**EXERCISE**:
Reproduce the material word for word; the images stay out.

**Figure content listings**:
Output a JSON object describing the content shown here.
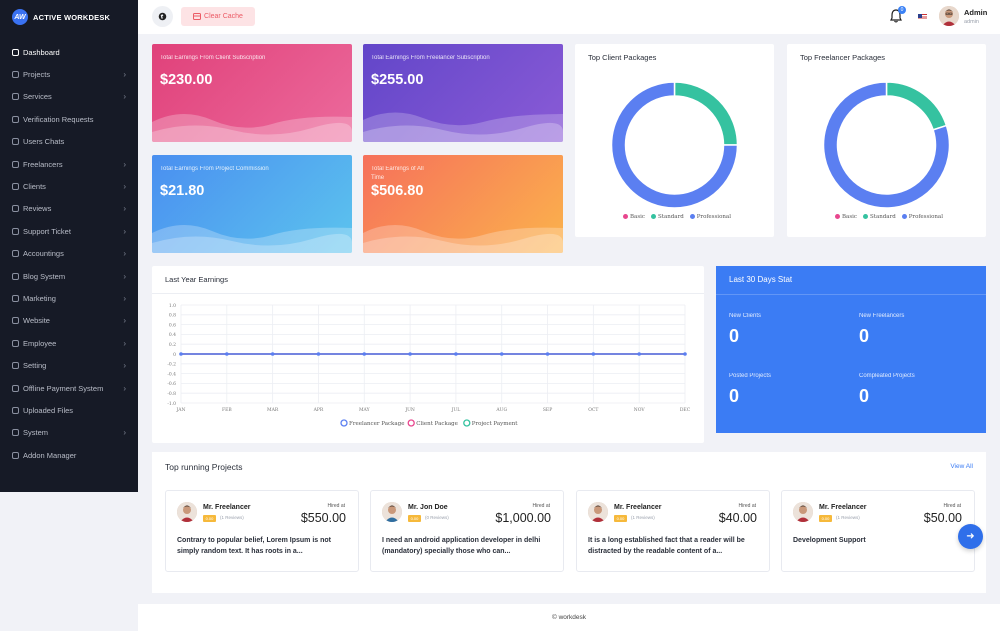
{
  "brand": {
    "logo_mark": "AW",
    "name": "ACTIVE WORKDESK"
  },
  "sidebar": {
    "items": [
      {
        "label": "Dashboard",
        "icon": "home-icon",
        "chevron": false
      },
      {
        "label": "Projects",
        "icon": "list-icon",
        "chevron": true
      },
      {
        "label": "Services",
        "icon": "sliders-icon",
        "chevron": true
      },
      {
        "label": "Verification Requests",
        "icon": "user-check-icon",
        "chevron": false
      },
      {
        "label": "Users Chats",
        "icon": "chat-icon",
        "chevron": false
      },
      {
        "label": "Freelancers",
        "icon": "users-icon",
        "chevron": true
      },
      {
        "label": "Clients",
        "icon": "user-icon",
        "chevron": true
      },
      {
        "label": "Reviews",
        "icon": "star-icon",
        "chevron": true
      },
      {
        "label": "Support Ticket",
        "icon": "ticket-icon",
        "chevron": true
      },
      {
        "label": "Accountings",
        "icon": "wallet-icon",
        "chevron": true
      },
      {
        "label": "Blog System",
        "icon": "rss-icon",
        "chevron": true
      },
      {
        "label": "Marketing",
        "icon": "megaphone-icon",
        "chevron": true
      },
      {
        "label": "Website",
        "icon": "globe-icon",
        "chevron": true
      },
      {
        "label": "Employee",
        "icon": "id-card-icon",
        "chevron": true
      },
      {
        "label": "Setting",
        "icon": "gear-icon",
        "chevron": true
      },
      {
        "label": "Offline Payment System",
        "icon": "credit-card-icon",
        "chevron": true
      },
      {
        "label": "Uploaded Files",
        "icon": "folder-icon",
        "chevron": false
      },
      {
        "label": "System",
        "icon": "server-icon",
        "chevron": true
      },
      {
        "label": "Addon Manager",
        "icon": "puzzle-icon",
        "chevron": false
      }
    ]
  },
  "topbar": {
    "clear_cache": "Clear Cache",
    "notif_count": "0",
    "admin_name": "Admin",
    "admin_role": "admin"
  },
  "earnings": [
    {
      "label": "Total Earnings From Client Subscription",
      "value": "$230.00"
    },
    {
      "label": "Total Earnings From Freelancer Subscription",
      "value": "$255.00"
    },
    {
      "label": "Total Earnings From Project Commission",
      "value": "$21.80"
    },
    {
      "label": "Total Earnings of All Time",
      "value": "$506.80"
    }
  ],
  "client_packages": {
    "title": "Top Client Packages",
    "legend": [
      "Basic",
      "Standard",
      "Professional"
    ]
  },
  "freelancer_packages": {
    "title": "Top Freelancer Packages",
    "legend": [
      "Basic",
      "Standard",
      "Professional"
    ]
  },
  "colors": {
    "basic": "#e8478e",
    "standard": "#35c2a0",
    "professional": "#5b7ff1",
    "accent": "#3b7cf4"
  },
  "chart_data": [
    {
      "type": "pie",
      "title": "Top Client Packages",
      "categories": [
        "Basic",
        "Standard",
        "Professional"
      ],
      "values": [
        0,
        25,
        75
      ]
    },
    {
      "type": "pie",
      "title": "Top Freelancer Packages",
      "categories": [
        "Basic",
        "Standard",
        "Professional"
      ],
      "values": [
        0,
        20,
        80
      ]
    },
    {
      "type": "line",
      "title": "Last Year Earnings",
      "categories": [
        "JAN",
        "FEB",
        "MAR",
        "APR",
        "MAY",
        "JUN",
        "JUL",
        "AUG",
        "SEP",
        "OCT",
        "NOV",
        "DEC"
      ],
      "y_ticks": [
        "1.0",
        "0.8",
        "0.6",
        "0.4",
        "0.2",
        "0",
        "-0.2",
        "-0.4",
        "-0.6",
        "-0.8",
        "-1.0"
      ],
      "ylim": [
        -1,
        1
      ],
      "grid": true,
      "legend_placement": "bottom",
      "series": [
        {
          "name": "Freelancer Package",
          "values": [
            0,
            0,
            0,
            0,
            0,
            0,
            0,
            0,
            0,
            0,
            0,
            0
          ]
        },
        {
          "name": "Client Package",
          "values": [
            0,
            0,
            0,
            0,
            0,
            0,
            0,
            0,
            0,
            0,
            0,
            0
          ]
        },
        {
          "name": "Project Payment",
          "values": [
            0,
            0,
            0,
            0,
            0,
            0,
            0,
            0,
            0,
            0,
            0,
            0
          ]
        }
      ]
    }
  ],
  "stats": {
    "title": "Last 30 Days Stat",
    "items": [
      {
        "label": "New Clients",
        "value": "0"
      },
      {
        "label": "New Freelancers",
        "value": "0"
      },
      {
        "label": "Posted Projects",
        "value": "0"
      },
      {
        "label": "Compleated Projects",
        "value": "0"
      }
    ]
  },
  "projects": {
    "title": "Top running Projects",
    "view_all": "View All",
    "items": [
      {
        "name": "Mr. Freelancer",
        "tag": "0.00",
        "reviews": "(1 Reviews)",
        "hired": "Hired at",
        "price": "$550.00",
        "desc": "Contrary to popular belief, Lorem Ipsum is not simply random text. It has roots in a..."
      },
      {
        "name": "Mr. Jon Doe",
        "tag": "0.00",
        "reviews": "(0 Reviews)",
        "hired": "Hired at",
        "price": "$1,000.00",
        "desc": "I need an android application developer in delhi (mandatory) specially those who can..."
      },
      {
        "name": "Mr. Freelancer",
        "tag": "0.00",
        "reviews": "(1 Reviews)",
        "hired": "Hired at",
        "price": "$40.00",
        "desc": "It is a long established fact that a reader will be distracted by the readable content of a..."
      },
      {
        "name": "Mr. Freelancer",
        "tag": "0.00",
        "reviews": "(1 Reviews)",
        "hired": "Hired at",
        "price": "$50.00",
        "desc": "Development Support"
      }
    ]
  },
  "footer": "© workdesk"
}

**WRITTEN RESPONSE**:
Output a JSON object describing the content shown here.
{
  "brand": {
    "logo_mark": "AW",
    "name": "ACTIVE WORKDESK"
  },
  "sidebar": {
    "items": [
      {
        "label": "Dashboard",
        "icon": "home-icon",
        "chevron": false
      },
      {
        "label": "Projects",
        "icon": "list-icon",
        "chevron": true
      },
      {
        "label": "Services",
        "icon": "sliders-icon",
        "chevron": true
      },
      {
        "label": "Verification Requests",
        "icon": "user-check-icon",
        "chevron": false
      },
      {
        "label": "Users Chats",
        "icon": "chat-icon",
        "chevron": false
      },
      {
        "label": "Freelancers",
        "icon": "users-icon",
        "chevron": true
      },
      {
        "label": "Clients",
        "icon": "user-icon",
        "chevron": true
      },
      {
        "label": "Reviews",
        "icon": "star-icon",
        "chevron": true
      },
      {
        "label": "Support Ticket",
        "icon": "ticket-icon",
        "chevron": true
      },
      {
        "label": "Accountings",
        "icon": "wallet-icon",
        "chevron": true
      },
      {
        "label": "Blog System",
        "icon": "rss-icon",
        "chevron": true
      },
      {
        "label": "Marketing",
        "icon": "megaphone-icon",
        "chevron": true
      },
      {
        "label": "Website",
        "icon": "globe-icon",
        "chevron": true
      },
      {
        "label": "Employee",
        "icon": "id-card-icon",
        "chevron": true
      },
      {
        "label": "Setting",
        "icon": "gear-icon",
        "chevron": true
      },
      {
        "label": "Offline Payment System",
        "icon": "credit-card-icon",
        "chevron": true
      },
      {
        "label": "Uploaded Files",
        "icon": "folder-icon",
        "chevron": false
      },
      {
        "label": "System",
        "icon": "server-icon",
        "chevron": true
      },
      {
        "label": "Addon Manager",
        "icon": "puzzle-icon",
        "chevron": false
      }
    ]
  },
  "topbar": {
    "clear_cache": "Clear Cache",
    "notif_count": "0",
    "admin_name": "Admin",
    "admin_role": "admin"
  },
  "earnings": [
    {
      "label": "Total Earnings From Client Subscription",
      "value": "$230.00"
    },
    {
      "label": "Total Earnings From Freelancer Subscription",
      "value": "$255.00"
    },
    {
      "label": "Total Earnings From Project Commission",
      "value": "$21.80"
    },
    {
      "label": "Total Earnings of All Time",
      "value": "$506.80"
    }
  ],
  "client_packages": {
    "title": "Top Client Packages",
    "legend": [
      "Basic",
      "Standard",
      "Professional"
    ]
  },
  "freelancer_packages": {
    "title": "Top Freelancer Packages",
    "legend": [
      "Basic",
      "Standard",
      "Professional"
    ]
  },
  "colors": {
    "basic": "#e8478e",
    "standard": "#35c2a0",
    "professional": "#5b7ff1",
    "accent": "#3b7cf4"
  },
  "chart_data": [
    {
      "type": "pie",
      "title": "Top Client Packages",
      "categories": [
        "Basic",
        "Standard",
        "Professional"
      ],
      "values": [
        0,
        25,
        75
      ]
    },
    {
      "type": "pie",
      "title": "Top Freelancer Packages",
      "categories": [
        "Basic",
        "Standard",
        "Professional"
      ],
      "values": [
        0,
        20,
        80
      ]
    },
    {
      "type": "line",
      "title": "Last Year Earnings",
      "categories": [
        "JAN",
        "FEB",
        "MAR",
        "APR",
        "MAY",
        "JUN",
        "JUL",
        "AUG",
        "SEP",
        "OCT",
        "NOV",
        "DEC"
      ],
      "y_ticks": [
        "1.0",
        "0.8",
        "0.6",
        "0.4",
        "0.2",
        "0",
        "-0.2",
        "-0.4",
        "-0.6",
        "-0.8",
        "-1.0"
      ],
      "ylim": [
        -1,
        1
      ],
      "grid": true,
      "legend_placement": "bottom",
      "series": [
        {
          "name": "Freelancer Package",
          "values": [
            0,
            0,
            0,
            0,
            0,
            0,
            0,
            0,
            0,
            0,
            0,
            0
          ]
        },
        {
          "name": "Client Package",
          "values": [
            0,
            0,
            0,
            0,
            0,
            0,
            0,
            0,
            0,
            0,
            0,
            0
          ]
        },
        {
          "name": "Project Payment",
          "values": [
            0,
            0,
            0,
            0,
            0,
            0,
            0,
            0,
            0,
            0,
            0,
            0
          ]
        }
      ]
    }
  ],
  "stats": {
    "title": "Last 30 Days Stat",
    "items": [
      {
        "label": "New Clients",
        "value": "0"
      },
      {
        "label": "New Freelancers",
        "value": "0"
      },
      {
        "label": "Posted Projects",
        "value": "0"
      },
      {
        "label": "Compleated Projects",
        "value": "0"
      }
    ]
  },
  "projects": {
    "title": "Top running Projects",
    "view_all": "View All",
    "items": [
      {
        "name": "Mr. Freelancer",
        "tag": "0.00",
        "reviews": "(1 Reviews)",
        "hired": "Hired at",
        "price": "$550.00",
        "desc": "Contrary to popular belief, Lorem Ipsum is not simply random text. It has roots in a..."
      },
      {
        "name": "Mr. Jon Doe",
        "tag": "0.00",
        "reviews": "(0 Reviews)",
        "hired": "Hired at",
        "price": "$1,000.00",
        "desc": "I need an android application developer in delhi (mandatory) specially those who can..."
      },
      {
        "name": "Mr. Freelancer",
        "tag": "0.00",
        "reviews": "(1 Reviews)",
        "hired": "Hired at",
        "price": "$40.00",
        "desc": "It is a long established fact that a reader will be distracted by the readable content of a..."
      },
      {
        "name": "Mr. Freelancer",
        "tag": "0.00",
        "reviews": "(1 Reviews)",
        "hired": "Hired at",
        "price": "$50.00",
        "desc": "Development Support"
      }
    ]
  },
  "footer": "© workdesk"
}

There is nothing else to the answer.